__WRITTEN TASK__: Show every line in the entries below where the word "rectangle" appears.

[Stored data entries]
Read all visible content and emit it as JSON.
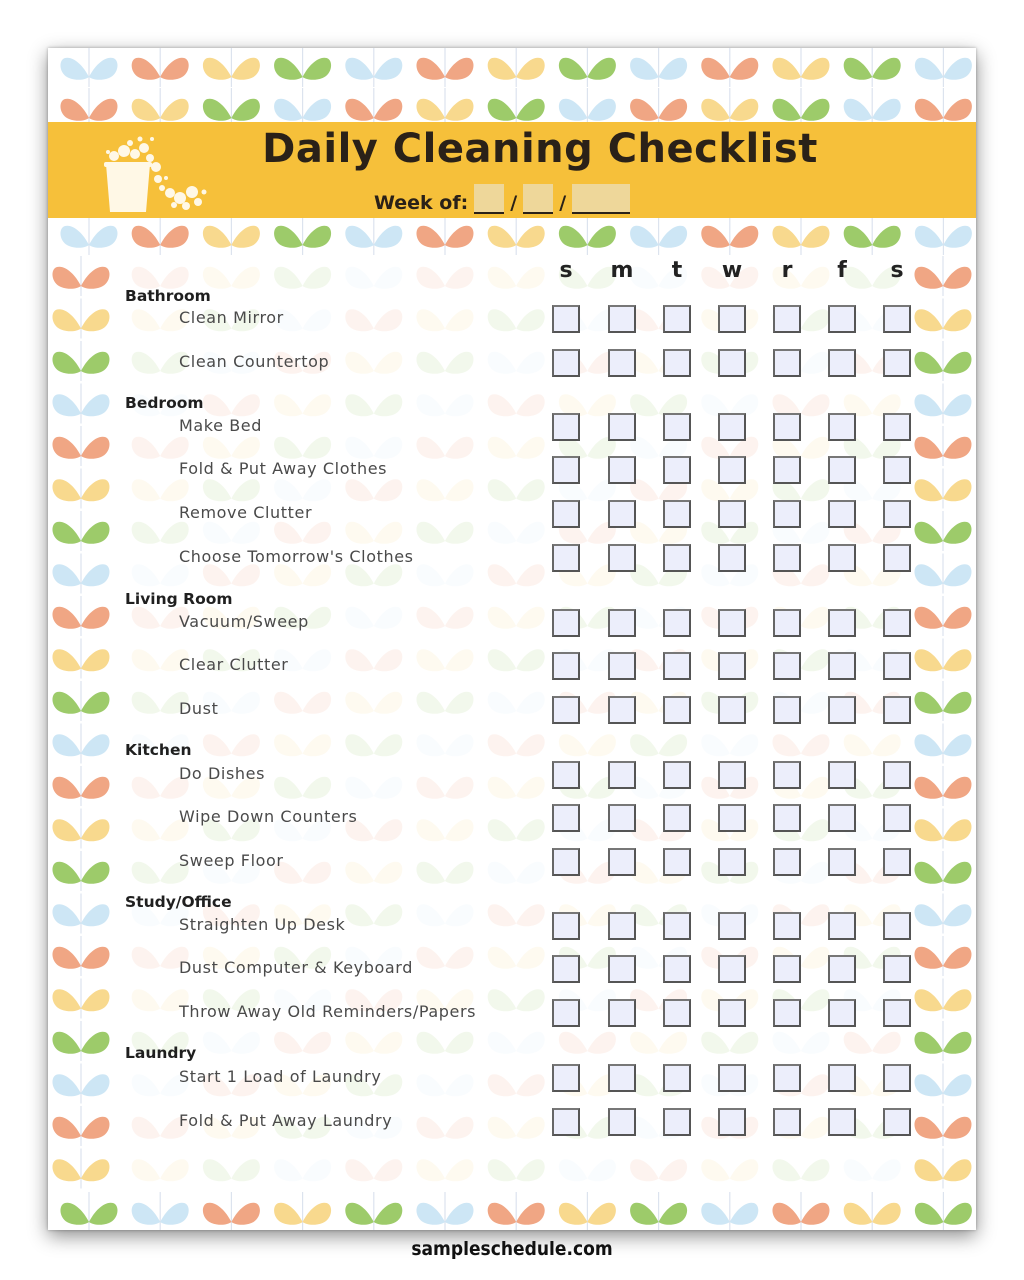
{
  "header": {
    "title": "Daily Cleaning Checklist",
    "week_label": "Week of:",
    "date_separator": "/",
    "icon": "bucket-with-bubbles-icon"
  },
  "days": [
    "s",
    "m",
    "t",
    "w",
    "r",
    "f",
    "s"
  ],
  "categories": [
    {
      "name": "Bathroom",
      "tasks": [
        "Clean Mirror",
        "Clean Countertop"
      ]
    },
    {
      "name": "Bedroom",
      "tasks": [
        "Make Bed",
        "Fold & Put Away Clothes",
        "Remove Clutter",
        "Choose Tomorrow's Clothes"
      ]
    },
    {
      "name": "Living Room",
      "tasks": [
        "Vacuum/Sweep",
        "Clear Clutter",
        "Dust"
      ]
    },
    {
      "name": "Kitchen",
      "tasks": [
        "Do Dishes",
        "Wipe Down Counters",
        "Sweep Floor"
      ]
    },
    {
      "name": "Study/Office",
      "tasks": [
        "Straighten Up Desk",
        "Dust Computer & Keyboard",
        "Throw Away Old Reminders/Papers"
      ]
    },
    {
      "name": "Laundry",
      "tasks": [
        "Start 1 Load of Laundry",
        "Fold & Put Away Laundry"
      ]
    }
  ],
  "footer": {
    "watermark": "sampleschedule.com"
  },
  "colors": {
    "banner": "#F6C03A",
    "leaf_blue": "#CDE6F5",
    "leaf_orange": "#F0A684",
    "leaf_yellow": "#F8D98E",
    "leaf_green": "#9DCB6A",
    "checkbox_fill": "#ECEEFB"
  }
}
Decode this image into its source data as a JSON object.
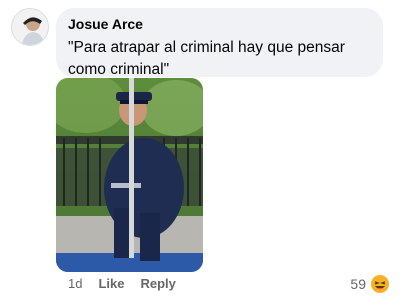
{
  "comment": {
    "author": "Josue Arce",
    "text": "\"Para atrapar al criminal hay que pensar como criminal\""
  },
  "actions": {
    "time": "1d",
    "like_label": "Like",
    "reply_label": "Reply"
  },
  "reactions": {
    "count": "59",
    "icon": "haha-emoji-icon",
    "color": "#f7b125"
  }
}
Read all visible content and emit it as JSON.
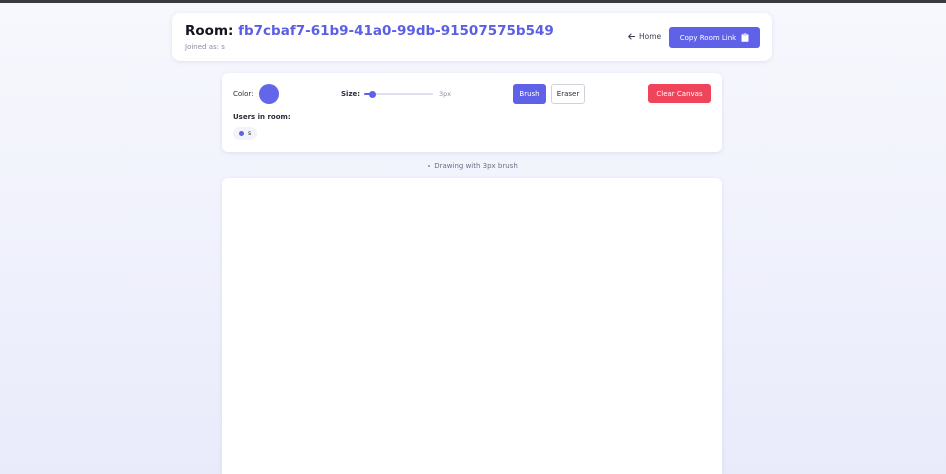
{
  "header": {
    "room_label": "Room: ",
    "room_id": "fb7cbaf7-61b9-41a0-99db-91507575b549",
    "joined_text": "Joined as: s",
    "home_label": "Home",
    "copy_label": "Copy Room Link"
  },
  "toolbar": {
    "color_label": "Color:",
    "color_value": "#6466ea",
    "size_label": "Size:",
    "size_value_text": "3px",
    "size_fraction": 0.13,
    "brush_label": "Brush",
    "eraser_label": "Eraser",
    "clear_label": "Clear Canvas",
    "users_label": "Users in room:",
    "users": [
      {
        "name": "s"
      }
    ]
  },
  "status": {
    "text": "Drawing with 3px brush"
  },
  "colors": {
    "accent": "#5f62e8",
    "danger": "#f0445a"
  },
  "icons": {
    "home": "arrow-left-icon",
    "copy": "clipboard-icon"
  }
}
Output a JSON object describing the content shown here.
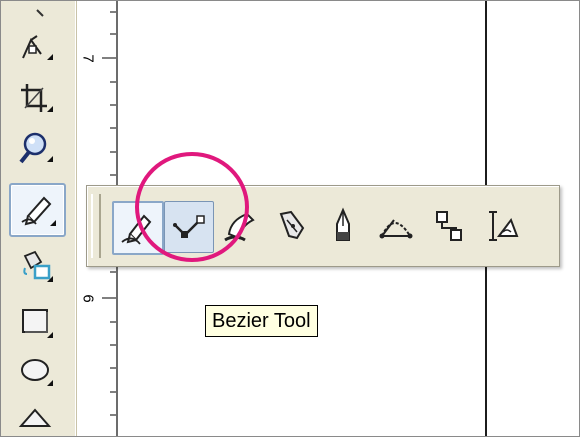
{
  "window": {
    "title": ""
  },
  "toolbox": {
    "tools": [
      {
        "name": "shape-tool",
        "icon": "shape-node-icon"
      },
      {
        "name": "crop-tool",
        "icon": "crop-icon"
      },
      {
        "name": "zoom-tool",
        "icon": "magnifier-icon"
      },
      {
        "name": "freehand-tool",
        "icon": "freehand-pen-icon",
        "active": true
      },
      {
        "name": "smart-fill-tool",
        "icon": "smart-fill-icon"
      },
      {
        "name": "rectangle-tool",
        "icon": "rectangle-icon"
      },
      {
        "name": "ellipse-tool",
        "icon": "ellipse-icon"
      },
      {
        "name": "polygon-tool",
        "icon": "polygon-icon"
      }
    ]
  },
  "ruler": {
    "labels": [
      "7",
      "6"
    ]
  },
  "flyout": {
    "tools": [
      {
        "name": "freehand",
        "icon": "freehand-icon",
        "state": "checked"
      },
      {
        "name": "bezier",
        "icon": "bezier-icon",
        "state": "hover"
      },
      {
        "name": "artistic-media",
        "icon": "artistic-media-icon"
      },
      {
        "name": "pen",
        "icon": "pen-nib-icon"
      },
      {
        "name": "polyline",
        "icon": "polyline-icon"
      },
      {
        "name": "3-point-curve",
        "icon": "three-point-curve-icon"
      },
      {
        "name": "interactive-connector",
        "icon": "connector-icon"
      },
      {
        "name": "dimension",
        "icon": "dimension-icon"
      }
    ]
  },
  "tooltip": {
    "text": "Bezier Tool"
  },
  "colors": {
    "highlight": "#e0187d",
    "toolbar_bg": "#ece9d8",
    "tooltip_bg": "#ffffe1",
    "active_border": "#8aa7c8"
  }
}
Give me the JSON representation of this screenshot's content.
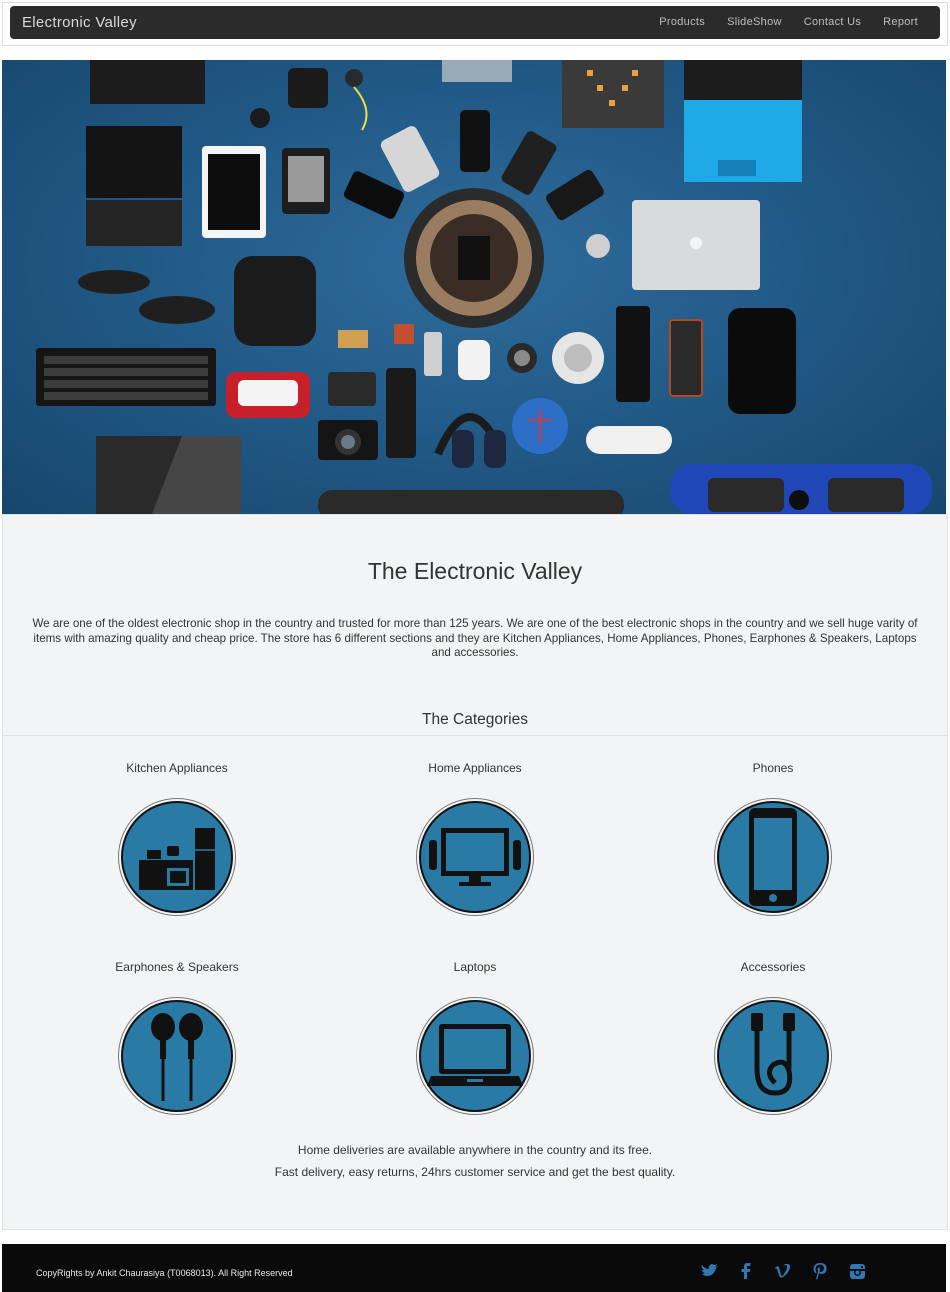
{
  "nav": {
    "brand": "Electronic Valley",
    "links": [
      "Products",
      "SlideShow",
      "Contact Us",
      "Report"
    ]
  },
  "hero": {
    "image_icon": "electronics-flatlay-photo"
  },
  "main": {
    "title": "The Electronic Valley",
    "intro": "We are one of the oldest electronic shop in the country and trusted for more than 125 years. We are one of the best electronic shops in the country and we sell huge varity of items with amazing quality and cheap price. The store has 6 different sections and they are Kitchen Appliances, Home Appliances, Phones, Earphones & Speakers, Laptops and accessories.",
    "categories_heading": "The Categories",
    "categories": [
      {
        "label": "Kitchen Appliances",
        "icon": "kitchen-icon"
      },
      {
        "label": "Home Appliances",
        "icon": "tv-icon"
      },
      {
        "label": "Phones",
        "icon": "phone-icon"
      },
      {
        "label": "Earphones & Speakers",
        "icon": "earphones-icon"
      },
      {
        "label": "Laptops",
        "icon": "laptop-icon"
      },
      {
        "label": "Accessories",
        "icon": "cable-icon"
      }
    ],
    "note1": "Home deliveries are available anywhere in the country and its free.",
    "note2": "Fast delivery, easy returns, 24hrs customer service and get the best quality."
  },
  "footer": {
    "copyright": "CopyRights by Ankit Chaurasiya (T0068013). All Right Reserved",
    "social": [
      "twitter-icon",
      "facebook-icon",
      "vimeo-icon",
      "pinterest-icon",
      "instagram-icon"
    ]
  },
  "colors": {
    "nav_bg": "#2b2b2b",
    "icon_circle": "#2a7aa6",
    "panel_bg": "#f3f4f5",
    "footer_bg": "#0a0a0a"
  }
}
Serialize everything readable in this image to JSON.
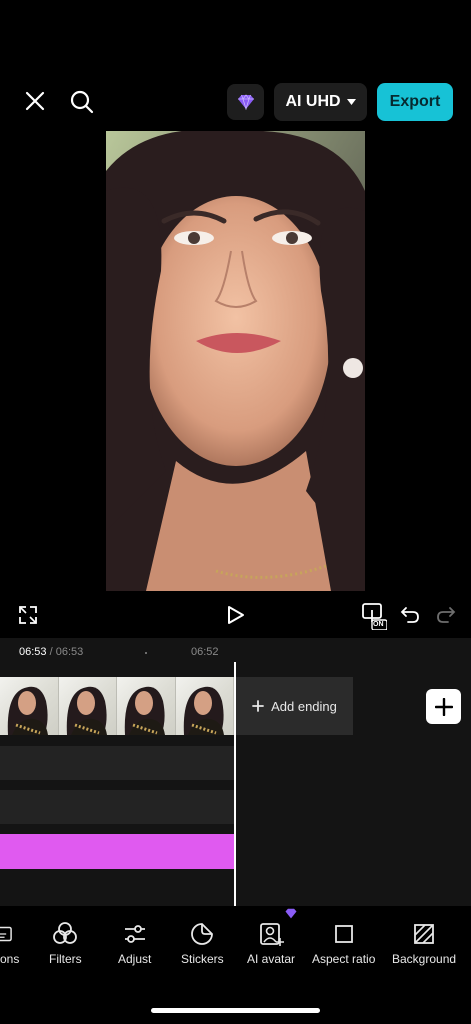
{
  "topbar": {
    "quality_label": "AI UHD",
    "export_label": "Export"
  },
  "player": {
    "current_time": "06:53",
    "separator": "/",
    "total_time": "06:53",
    "ruler_mark": "06:52",
    "snap_badge": "ON"
  },
  "timeline": {
    "add_ending_label": "Add ending"
  },
  "toolbar": {
    "items": [
      {
        "label": "tions",
        "icon": "captions-icon"
      },
      {
        "label": "Filters",
        "icon": "filters-icon"
      },
      {
        "label": "Adjust",
        "icon": "adjust-icon"
      },
      {
        "label": "Stickers",
        "icon": "stickers-icon"
      },
      {
        "label": "AI avatar",
        "icon": "ai-avatar-icon"
      },
      {
        "label": "Aspect ratio",
        "icon": "aspect-ratio-icon"
      },
      {
        "label": "Background",
        "icon": "background-icon"
      }
    ]
  },
  "colors": {
    "accent": "#17c2d6",
    "pro": "#8a5cf6",
    "effect_track": "#e05af0"
  }
}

__COMPLETE RESPONSE__:
        "name": "rectangle-tool",
        "icon": "rectangle-icon"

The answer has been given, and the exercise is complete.